(Stored data)
# # # # # # #
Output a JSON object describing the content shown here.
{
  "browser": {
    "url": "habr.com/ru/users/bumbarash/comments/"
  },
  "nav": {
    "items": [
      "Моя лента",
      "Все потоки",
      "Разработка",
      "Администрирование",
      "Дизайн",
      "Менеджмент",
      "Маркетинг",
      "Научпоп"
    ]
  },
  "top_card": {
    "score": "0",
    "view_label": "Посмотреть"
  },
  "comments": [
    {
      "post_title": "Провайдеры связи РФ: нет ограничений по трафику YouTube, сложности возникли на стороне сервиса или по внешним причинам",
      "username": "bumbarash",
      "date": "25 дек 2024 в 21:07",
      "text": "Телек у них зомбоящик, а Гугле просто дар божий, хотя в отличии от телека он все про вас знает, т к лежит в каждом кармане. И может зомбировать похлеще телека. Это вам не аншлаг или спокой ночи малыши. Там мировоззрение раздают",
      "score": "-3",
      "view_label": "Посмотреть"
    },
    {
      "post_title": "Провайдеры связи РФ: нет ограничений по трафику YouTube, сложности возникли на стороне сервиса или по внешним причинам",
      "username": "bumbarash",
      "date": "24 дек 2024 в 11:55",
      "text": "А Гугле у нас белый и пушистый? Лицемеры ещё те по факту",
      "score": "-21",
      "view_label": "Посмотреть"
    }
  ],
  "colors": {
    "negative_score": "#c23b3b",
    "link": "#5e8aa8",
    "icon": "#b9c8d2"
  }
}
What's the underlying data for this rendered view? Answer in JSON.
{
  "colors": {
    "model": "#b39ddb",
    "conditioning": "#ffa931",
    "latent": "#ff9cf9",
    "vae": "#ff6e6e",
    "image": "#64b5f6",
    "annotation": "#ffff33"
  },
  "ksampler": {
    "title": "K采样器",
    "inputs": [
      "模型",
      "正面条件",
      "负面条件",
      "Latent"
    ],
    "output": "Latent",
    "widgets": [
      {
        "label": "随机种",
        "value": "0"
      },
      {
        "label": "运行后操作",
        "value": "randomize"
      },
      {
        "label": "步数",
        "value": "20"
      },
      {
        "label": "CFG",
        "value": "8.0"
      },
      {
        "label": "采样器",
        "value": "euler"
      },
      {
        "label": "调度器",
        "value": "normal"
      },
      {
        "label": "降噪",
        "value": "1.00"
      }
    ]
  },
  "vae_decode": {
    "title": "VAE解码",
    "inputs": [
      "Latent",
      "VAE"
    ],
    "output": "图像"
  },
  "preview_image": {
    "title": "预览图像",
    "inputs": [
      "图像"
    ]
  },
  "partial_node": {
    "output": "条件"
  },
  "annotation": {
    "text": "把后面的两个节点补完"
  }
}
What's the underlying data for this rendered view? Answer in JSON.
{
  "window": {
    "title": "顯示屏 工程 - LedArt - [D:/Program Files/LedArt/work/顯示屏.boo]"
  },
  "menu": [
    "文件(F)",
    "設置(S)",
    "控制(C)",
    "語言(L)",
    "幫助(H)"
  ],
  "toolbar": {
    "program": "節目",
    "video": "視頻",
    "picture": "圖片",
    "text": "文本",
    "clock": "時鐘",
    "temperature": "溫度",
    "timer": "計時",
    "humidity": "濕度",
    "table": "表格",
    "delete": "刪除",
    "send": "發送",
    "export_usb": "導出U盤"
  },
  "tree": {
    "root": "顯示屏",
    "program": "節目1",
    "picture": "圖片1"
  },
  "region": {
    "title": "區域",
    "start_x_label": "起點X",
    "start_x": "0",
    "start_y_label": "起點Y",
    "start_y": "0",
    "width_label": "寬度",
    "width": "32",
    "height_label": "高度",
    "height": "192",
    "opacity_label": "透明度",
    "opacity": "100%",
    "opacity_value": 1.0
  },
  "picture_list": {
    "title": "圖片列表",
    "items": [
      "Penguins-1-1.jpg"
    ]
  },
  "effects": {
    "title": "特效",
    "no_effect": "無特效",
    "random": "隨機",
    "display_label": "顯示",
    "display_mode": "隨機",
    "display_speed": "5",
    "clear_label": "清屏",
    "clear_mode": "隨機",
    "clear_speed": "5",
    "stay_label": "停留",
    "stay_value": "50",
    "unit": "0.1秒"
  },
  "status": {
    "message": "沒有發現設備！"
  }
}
# # # # # # #
YOUR OBJECTIVE:
All of the entries above need to be reproduced exactly.

OUTPUT OF THE TASK:
Output a JSON object describing the content shown here.
{
  "browser": {
    "url": "habr.com/ru/users/bumbarash/comments/"
  },
  "nav": {
    "items": [
      "Моя лента",
      "Все потоки",
      "Разработка",
      "Администрирование",
      "Дизайн",
      "Менеджмент",
      "Маркетинг",
      "Научпоп"
    ]
  },
  "top_card": {
    "score": "0",
    "view_label": "Посмотреть"
  },
  "comments": [
    {
      "post_title": "Провайдеры связи РФ: нет ограничений по трафику YouTube, сложности возникли на стороне сервиса или по внешним причинам",
      "username": "bumbarash",
      "date": "25 дек 2024 в 21:07",
      "text": "Телек у них зомбоящик, а Гугле просто дар божий, хотя в отличии от телека он все про вас знает, т к лежит в каждом кармане. И может зомбировать похлеще телека. Это вам не аншлаг или спокой ночи малыши. Там мировоззрение раздают",
      "score": "-3",
      "view_label": "Посмотреть"
    },
    {
      "post_title": "Провайдеры связи РФ: нет ограничений по трафику YouTube, сложности возникли на стороне сервиса или по внешним причинам",
      "username": "bumbarash",
      "date": "24 дек 2024 в 11:55",
      "text": "А Гугле у нас белый и пушистый? Лицемеры ещё те по факту",
      "score": "-21",
      "view_label": "Посмотреть"
    }
  ],
  "colors": {
    "negative_score": "#c23b3b",
    "link": "#5e8aa8",
    "icon": "#b9c8d2"
  }
}
What's the underlying data for this rendered view? Answer in JSON.
{
  "colors": {
    "model": "#b39ddb",
    "conditioning": "#ffa931",
    "latent": "#ff9cf9",
    "vae": "#ff6e6e",
    "image": "#64b5f6",
    "annotation": "#ffff33"
  },
  "ksampler": {
    "title": "K采样器",
    "inputs": [
      "模型",
      "正面条件",
      "负面条件",
      "Latent"
    ],
    "output": "Latent",
    "widgets": [
      {
        "label": "随机种",
        "value": "0"
      },
      {
        "label": "运行后操作",
        "value": "randomize"
      },
      {
        "label": "步数",
        "value": "20"
      },
      {
        "label": "CFG",
        "value": "8.0"
      },
      {
        "label": "采样器",
        "value": "euler"
      },
      {
        "label": "调度器",
        "value": "normal"
      },
      {
        "label": "降噪",
        "value": "1.00"
      }
    ]
  },
  "vae_decode": {
    "title": "VAE解码",
    "inputs": [
      "Latent",
      "VAE"
    ],
    "output": "图像"
  },
  "preview_image": {
    "title": "预览图像",
    "inputs": [
      "图像"
    ]
  },
  "partial_node": {
    "output": "条件"
  },
  "annotation": {
    "text": "把后面的两个节点补完"
  }
}
What's the underlying data for this rendered view? Answer in JSON.
{
  "window": {
    "title": "顯示屏 工程 - LedArt - [D:/Program Files/LedArt/work/顯示屏.boo]"
  },
  "menu": [
    "文件(F)",
    "設置(S)",
    "控制(C)",
    "語言(L)",
    "幫助(H)"
  ],
  "toolbar": {
    "program": "節目",
    "video": "視頻",
    "picture": "圖片",
    "text": "文本",
    "clock": "時鐘",
    "temperature": "溫度",
    "timer": "計時",
    "humidity": "濕度",
    "table": "表格",
    "delete": "刪除",
    "send": "發送",
    "export_usb": "導出U盤"
  },
  "tree": {
    "root": "顯示屏",
    "program": "節目1",
    "picture": "圖片1"
  },
  "region": {
    "title": "區域",
    "start_x_label": "起點X",
    "start_x": "0",
    "start_y_label": "起點Y",
    "start_y": "0",
    "width_label": "寬度",
    "width": "32",
    "height_label": "高度",
    "height": "192",
    "opacity_label": "透明度",
    "opacity": "100%",
    "opacity_value": 1.0
  },
  "picture_list": {
    "title": "圖片列表",
    "items": [
      "Penguins-1-1.jpg"
    ]
  },
  "effects": {
    "title": "特效",
    "no_effect": "無特效",
    "random": "隨機",
    "display_label": "顯示",
    "display_mode": "隨機",
    "display_speed": "5",
    "clear_label": "清屏",
    "clear_mode": "隨機",
    "clear_speed": "5",
    "stay_label": "停留",
    "stay_value": "50",
    "unit": "0.1秒"
  },
  "status": {
    "message": "沒有發現設備！"
  }
}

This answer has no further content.